REQUIRED WORK :: Provide an exact copy of the data, excluding the images.

Records that describe figures:
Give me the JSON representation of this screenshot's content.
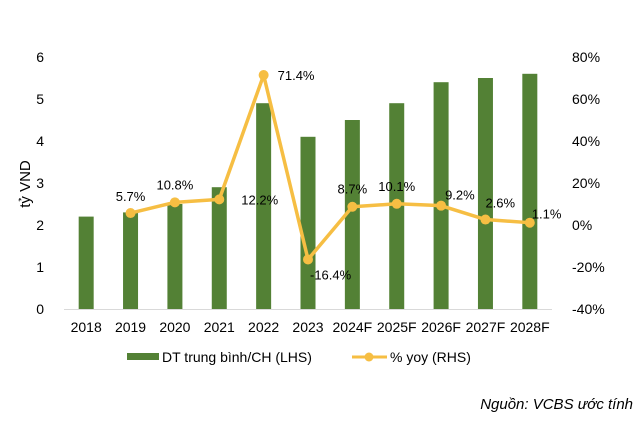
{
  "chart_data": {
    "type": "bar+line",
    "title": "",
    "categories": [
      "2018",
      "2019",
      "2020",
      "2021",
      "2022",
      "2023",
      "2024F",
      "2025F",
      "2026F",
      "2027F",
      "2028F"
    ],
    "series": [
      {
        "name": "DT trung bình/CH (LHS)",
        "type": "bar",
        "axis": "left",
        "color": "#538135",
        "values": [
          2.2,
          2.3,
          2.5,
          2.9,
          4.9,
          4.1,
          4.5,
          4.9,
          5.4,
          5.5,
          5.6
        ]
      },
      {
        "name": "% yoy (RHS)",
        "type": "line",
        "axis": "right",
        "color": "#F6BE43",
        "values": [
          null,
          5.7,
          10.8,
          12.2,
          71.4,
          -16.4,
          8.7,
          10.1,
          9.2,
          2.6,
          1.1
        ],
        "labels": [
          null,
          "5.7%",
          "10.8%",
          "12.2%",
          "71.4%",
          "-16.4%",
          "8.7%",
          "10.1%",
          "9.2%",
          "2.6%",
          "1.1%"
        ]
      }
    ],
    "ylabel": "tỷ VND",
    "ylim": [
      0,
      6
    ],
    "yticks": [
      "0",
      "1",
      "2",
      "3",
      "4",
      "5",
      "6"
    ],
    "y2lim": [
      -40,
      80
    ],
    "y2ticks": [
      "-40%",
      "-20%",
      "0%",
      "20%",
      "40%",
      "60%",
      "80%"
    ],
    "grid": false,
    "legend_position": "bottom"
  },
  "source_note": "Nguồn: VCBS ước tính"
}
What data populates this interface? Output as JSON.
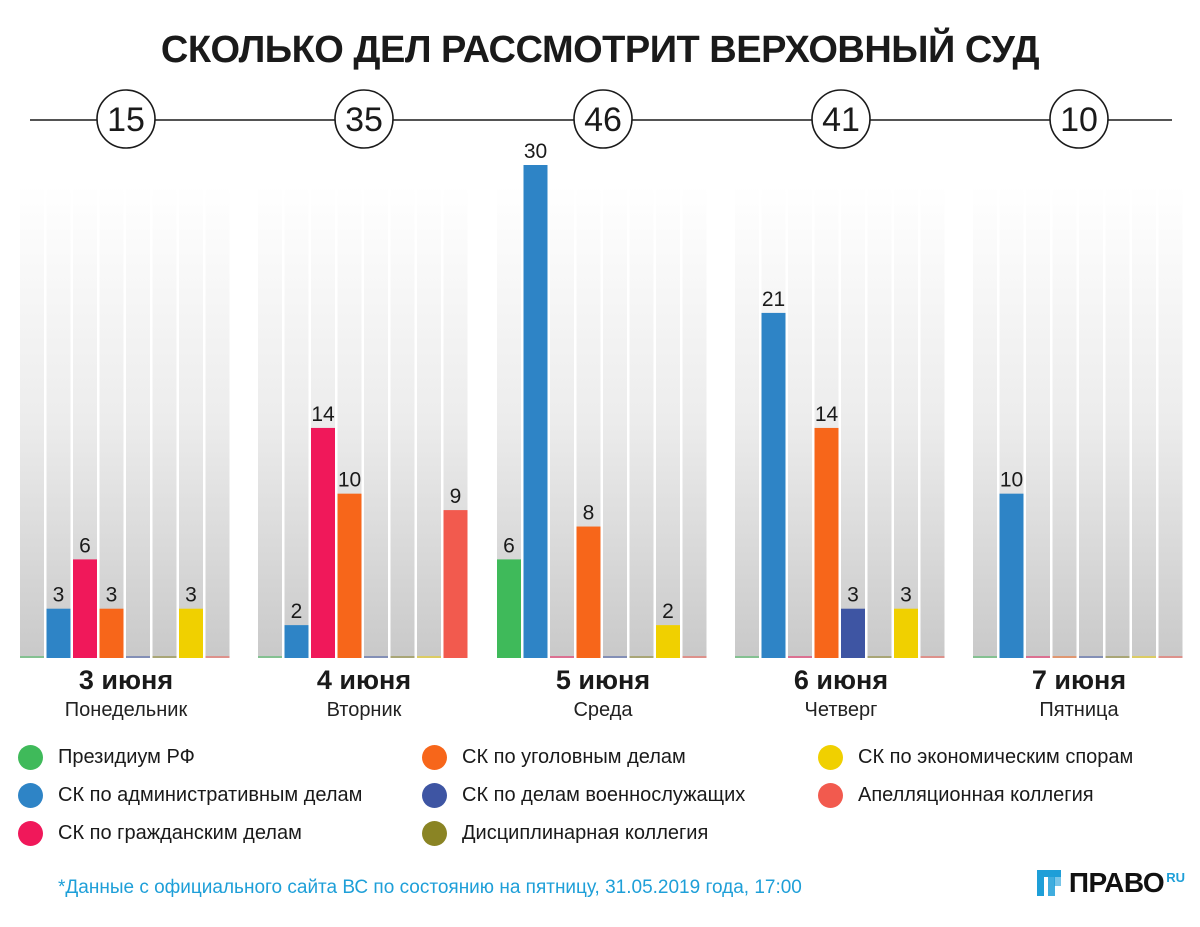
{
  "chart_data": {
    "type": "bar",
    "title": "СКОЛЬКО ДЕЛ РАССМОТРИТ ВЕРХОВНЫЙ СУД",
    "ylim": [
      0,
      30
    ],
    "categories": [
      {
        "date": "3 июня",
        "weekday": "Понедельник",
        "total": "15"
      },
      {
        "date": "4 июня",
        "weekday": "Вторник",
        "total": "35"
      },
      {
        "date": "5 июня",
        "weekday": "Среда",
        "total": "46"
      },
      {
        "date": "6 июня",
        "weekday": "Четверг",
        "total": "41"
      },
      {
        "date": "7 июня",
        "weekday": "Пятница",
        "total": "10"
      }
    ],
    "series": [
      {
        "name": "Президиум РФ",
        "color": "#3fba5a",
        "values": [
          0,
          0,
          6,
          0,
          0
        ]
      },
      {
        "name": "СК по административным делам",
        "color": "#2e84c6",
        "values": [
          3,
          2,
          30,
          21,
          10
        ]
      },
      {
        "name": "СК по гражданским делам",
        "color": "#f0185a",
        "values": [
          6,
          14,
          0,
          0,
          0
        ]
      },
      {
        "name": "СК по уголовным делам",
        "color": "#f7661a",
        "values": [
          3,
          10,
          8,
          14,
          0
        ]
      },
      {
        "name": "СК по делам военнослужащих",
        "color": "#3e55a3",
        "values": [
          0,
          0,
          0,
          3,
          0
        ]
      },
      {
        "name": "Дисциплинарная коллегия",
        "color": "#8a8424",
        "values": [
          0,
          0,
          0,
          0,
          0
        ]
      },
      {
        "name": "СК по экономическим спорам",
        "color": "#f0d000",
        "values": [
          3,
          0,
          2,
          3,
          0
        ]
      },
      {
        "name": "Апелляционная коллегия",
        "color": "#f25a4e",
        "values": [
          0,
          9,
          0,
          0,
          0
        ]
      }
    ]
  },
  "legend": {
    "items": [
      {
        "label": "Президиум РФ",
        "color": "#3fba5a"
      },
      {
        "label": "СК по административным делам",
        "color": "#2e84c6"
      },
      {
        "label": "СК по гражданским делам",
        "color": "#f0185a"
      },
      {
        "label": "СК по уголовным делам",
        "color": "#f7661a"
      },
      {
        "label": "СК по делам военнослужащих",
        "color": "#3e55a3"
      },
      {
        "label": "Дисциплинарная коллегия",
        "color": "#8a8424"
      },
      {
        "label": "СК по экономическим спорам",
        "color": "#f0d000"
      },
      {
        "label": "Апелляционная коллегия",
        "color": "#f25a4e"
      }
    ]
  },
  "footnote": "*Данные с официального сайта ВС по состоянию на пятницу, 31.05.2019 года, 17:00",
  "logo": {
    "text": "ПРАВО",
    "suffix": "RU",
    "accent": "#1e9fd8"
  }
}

TASK RESPONSE ::
Give me the JSON representation of this screenshot's content.
{
  "chart_data": {
    "type": "bar+line",
    "title": "",
    "categories": [
      "2018",
      "2019",
      "2020",
      "2021",
      "2022",
      "2023",
      "2024F",
      "2025F",
      "2026F",
      "2027F",
      "2028F"
    ],
    "series": [
      {
        "name": "DT trung bình/CH (LHS)",
        "type": "bar",
        "axis": "left",
        "color": "#538135",
        "values": [
          2.2,
          2.3,
          2.5,
          2.9,
          4.9,
          4.1,
          4.5,
          4.9,
          5.4,
          5.5,
          5.6
        ]
      },
      {
        "name": "% yoy (RHS)",
        "type": "line",
        "axis": "right",
        "color": "#F6BE43",
        "values": [
          null,
          5.7,
          10.8,
          12.2,
          71.4,
          -16.4,
          8.7,
          10.1,
          9.2,
          2.6,
          1.1
        ],
        "labels": [
          null,
          "5.7%",
          "10.8%",
          "12.2%",
          "71.4%",
          "-16.4%",
          "8.7%",
          "10.1%",
          "9.2%",
          "2.6%",
          "1.1%"
        ]
      }
    ],
    "ylabel": "tỷ VND",
    "ylim": [
      0,
      6
    ],
    "yticks": [
      "0",
      "1",
      "2",
      "3",
      "4",
      "5",
      "6"
    ],
    "y2lim": [
      -40,
      80
    ],
    "y2ticks": [
      "-40%",
      "-20%",
      "0%",
      "20%",
      "40%",
      "60%",
      "80%"
    ],
    "grid": false,
    "legend_position": "bottom"
  },
  "source_note": "Nguồn: VCBS ước tính"
}
What data populates this interface? Output as JSON.
{
  "chart_data": {
    "type": "bar",
    "title": "СКОЛЬКО ДЕЛ РАССМОТРИТ ВЕРХОВНЫЙ СУД",
    "ylim": [
      0,
      30
    ],
    "categories": [
      {
        "date": "3 июня",
        "weekday": "Понедельник",
        "total": "15"
      },
      {
        "date": "4 июня",
        "weekday": "Вторник",
        "total": "35"
      },
      {
        "date": "5 июня",
        "weekday": "Среда",
        "total": "46"
      },
      {
        "date": "6 июня",
        "weekday": "Четверг",
        "total": "41"
      },
      {
        "date": "7 июня",
        "weekday": "Пятница",
        "total": "10"
      }
    ],
    "series": [
      {
        "name": "Президиум РФ",
        "color": "#3fba5a",
        "values": [
          0,
          0,
          6,
          0,
          0
        ]
      },
      {
        "name": "СК по административным делам",
        "color": "#2e84c6",
        "values": [
          3,
          2,
          30,
          21,
          10
        ]
      },
      {
        "name": "СК по гражданским делам",
        "color": "#f0185a",
        "values": [
          6,
          14,
          0,
          0,
          0
        ]
      },
      {
        "name": "СК по уголовным делам",
        "color": "#f7661a",
        "values": [
          3,
          10,
          8,
          14,
          0
        ]
      },
      {
        "name": "СК по делам военнослужащих",
        "color": "#3e55a3",
        "values": [
          0,
          0,
          0,
          3,
          0
        ]
      },
      {
        "name": "Дисциплинарная коллегия",
        "color": "#8a8424",
        "values": [
          0,
          0,
          0,
          0,
          0
        ]
      },
      {
        "name": "СК по экономическим спорам",
        "color": "#f0d000",
        "values": [
          3,
          0,
          2,
          3,
          0
        ]
      },
      {
        "name": "Апелляционная коллегия",
        "color": "#f25a4e",
        "values": [
          0,
          9,
          0,
          0,
          0
        ]
      }
    ]
  },
  "legend": {
    "items": [
      {
        "label": "Президиум РФ",
        "color": "#3fba5a"
      },
      {
        "label": "СК по административным делам",
        "color": "#2e84c6"
      },
      {
        "label": "СК по гражданским делам",
        "color": "#f0185a"
      },
      {
        "label": "СК по уголовным делам",
        "color": "#f7661a"
      },
      {
        "label": "СК по делам военнослужащих",
        "color": "#3e55a3"
      },
      {
        "label": "Дисциплинарная коллегия",
        "color": "#8a8424"
      },
      {
        "label": "СК по экономическим спорам",
        "color": "#f0d000"
      },
      {
        "label": "Апелляционная коллегия",
        "color": "#f25a4e"
      }
    ]
  },
  "footnote": "*Данные с официального сайта ВС по состоянию на пятницу, 31.05.2019 года, 17:00",
  "logo": {
    "text": "ПРАВО",
    "suffix": "RU",
    "accent": "#1e9fd8"
  }
}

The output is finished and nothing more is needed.